To be done: In the copy, keep every record exact and leave out all images.

===== Task input

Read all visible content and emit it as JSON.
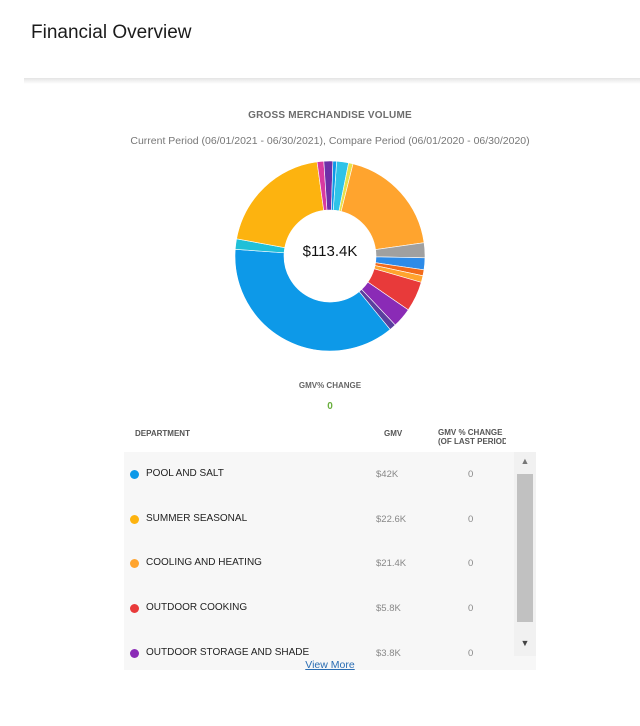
{
  "page": {
    "title": "Financial Overview"
  },
  "chart_data": {
    "type": "pie",
    "title": "GROSS MERCHANDISE VOLUME",
    "subtitle": "Current Period (06/01/2021 - 06/30/2021), Compare Period (06/01/2020 - 06/30/2020)",
    "center_label": "$113.4K",
    "categories": [
      "POOL AND SALT",
      "SUMMER SEASONAL",
      "COOLING AND HEATING",
      "OUTDOOR COOKING",
      "OUTDOOR STORAGE AND SHADE"
    ],
    "values": [
      42,
      22.6,
      21.4,
      5.8,
      3.8
    ],
    "value_labels": [
      "$42K",
      "$22.6K",
      "$21.4K",
      "$5.8K",
      "$3.8K"
    ],
    "other_value": 17.8,
    "colors": [
      "#0d99e8",
      "#fdb30f",
      "#ffa42e",
      "#e83a3a",
      "#8a2bb6"
    ],
    "other_colors": [
      "#2ec3e8",
      "#6e2fa8",
      "#d83aa0",
      "#f26a1b",
      "#a0a0a0",
      "#2d8be8",
      "#5a3e9e",
      "#1fc0d8",
      "#e8e04a",
      "#ffa42e",
      "#0d99e8"
    ],
    "legend_position": "table-below"
  },
  "change": {
    "label": "GMV% CHANGE",
    "value": "0"
  },
  "table": {
    "headers": {
      "department": "DEPARTMENT",
      "gmv": "GMV",
      "change": "GMV % CHANGE (OF LAST PERIOD)"
    },
    "rows": [
      {
        "department": "POOL AND SALT",
        "gmv": "$42K",
        "change": "0",
        "color": "#0d99e8"
      },
      {
        "department": "SUMMER SEASONAL",
        "gmv": "$22.6K",
        "change": "0",
        "color": "#fdb30f"
      },
      {
        "department": "COOLING AND HEATING",
        "gmv": "$21.4K",
        "change": "0",
        "color": "#ffa42e"
      },
      {
        "department": "OUTDOOR COOKING",
        "gmv": "$5.8K",
        "change": "0",
        "color": "#e83a3a"
      },
      {
        "department": "OUTDOOR STORAGE AND SHADE",
        "gmv": "$3.8K",
        "change": "0",
        "color": "#8a2bb6"
      }
    ]
  },
  "view_more": {
    "label": "View More"
  },
  "icons": {
    "scroll_up": "triangle-up-icon",
    "scroll_down": "triangle-down-icon"
  }
}
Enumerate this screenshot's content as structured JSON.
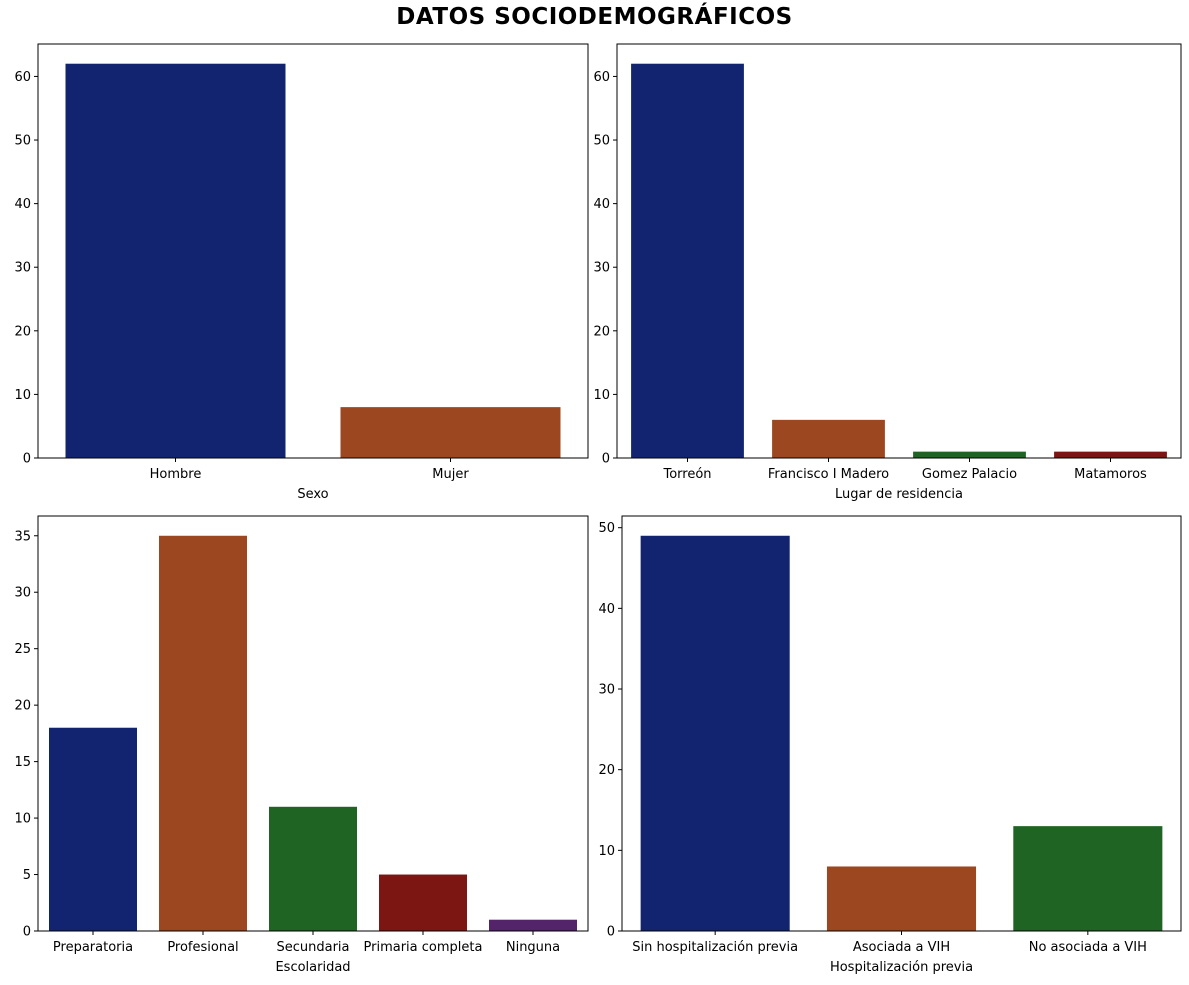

==========

Correct result:
Read all visible content and emit it as JSON.
{
  "page": {
    "title": "Financial Overview"
  },
  "chart_data": {
    "type": "pie",
    "title": "GROSS MERCHANDISE VOLUME",
    "subtitle": "Current Period (06/01/2021 - 06/30/2021), Compare Period (06/01/2020 - 06/30/2020)",
    "center_label": "$113.4K",
    "categories": [
      "POOL AND SALT",
      "SUMMER SEASONAL",
      "COOLING AND HEATING",
      "OUTDOOR COOKING",
      "OUTDOOR STORAGE AND SHADE"
    ],
    "values": [
      42,
      22.6,
      21.4,
      5.8,
      3.8
    ],
    "value_labels": [
      "$42K",
      "$22.6K",
      "$21.4K",
      "$5.8K",
      "$3.8K"
    ],
    "other_value": 17.8,
    "colors": [
      "#0d99e8",
      "#fdb30f",
      "#ffa42e",
      "#e83a3a",
      "#8a2bb6"
    ],
    "other_colors": [
      "#2ec3e8",
      "#6e2fa8",
      "#d83aa0",
      "#f26a1b",
      "#a0a0a0",
      "#2d8be8",
      "#5a3e9e",
      "#1fc0d8",
      "#e8e04a",
      "#ffa42e",
      "#0d99e8"
    ],
    "legend_position": "table-below"
  },
  "change": {
    "label": "GMV% CHANGE",
    "value": "0"
  },
  "table": {
    "headers": {
      "department": "DEPARTMENT",
      "gmv": "GMV",
      "change": "GMV % CHANGE (OF LAST PERIOD)"
    },
    "rows": [
      {
        "department": "POOL AND SALT",
        "gmv": "$42K",
        "change": "0",
        "color": "#0d99e8"
      },
      {
        "department": "SUMMER SEASONAL",
        "gmv": "$22.6K",
        "change": "0",
        "color": "#fdb30f"
      },
      {
        "department": "COOLING AND HEATING",
        "gmv": "$21.4K",
        "change": "0",
        "color": "#ffa42e"
      },
      {
        "department": "OUTDOOR COOKING",
        "gmv": "$5.8K",
        "change": "0",
        "color": "#e83a3a"
      },
      {
        "department": "OUTDOOR STORAGE AND SHADE",
        "gmv": "$3.8K",
        "change": "0",
        "color": "#8a2bb6"
      }
    ]
  },
  "view_more": {
    "label": "View More"
  },
  "icons": {
    "scroll_up": "triangle-up-icon",
    "scroll_down": "triangle-down-icon"
  }
}
Enumerate this screenshot's content as structured JSON.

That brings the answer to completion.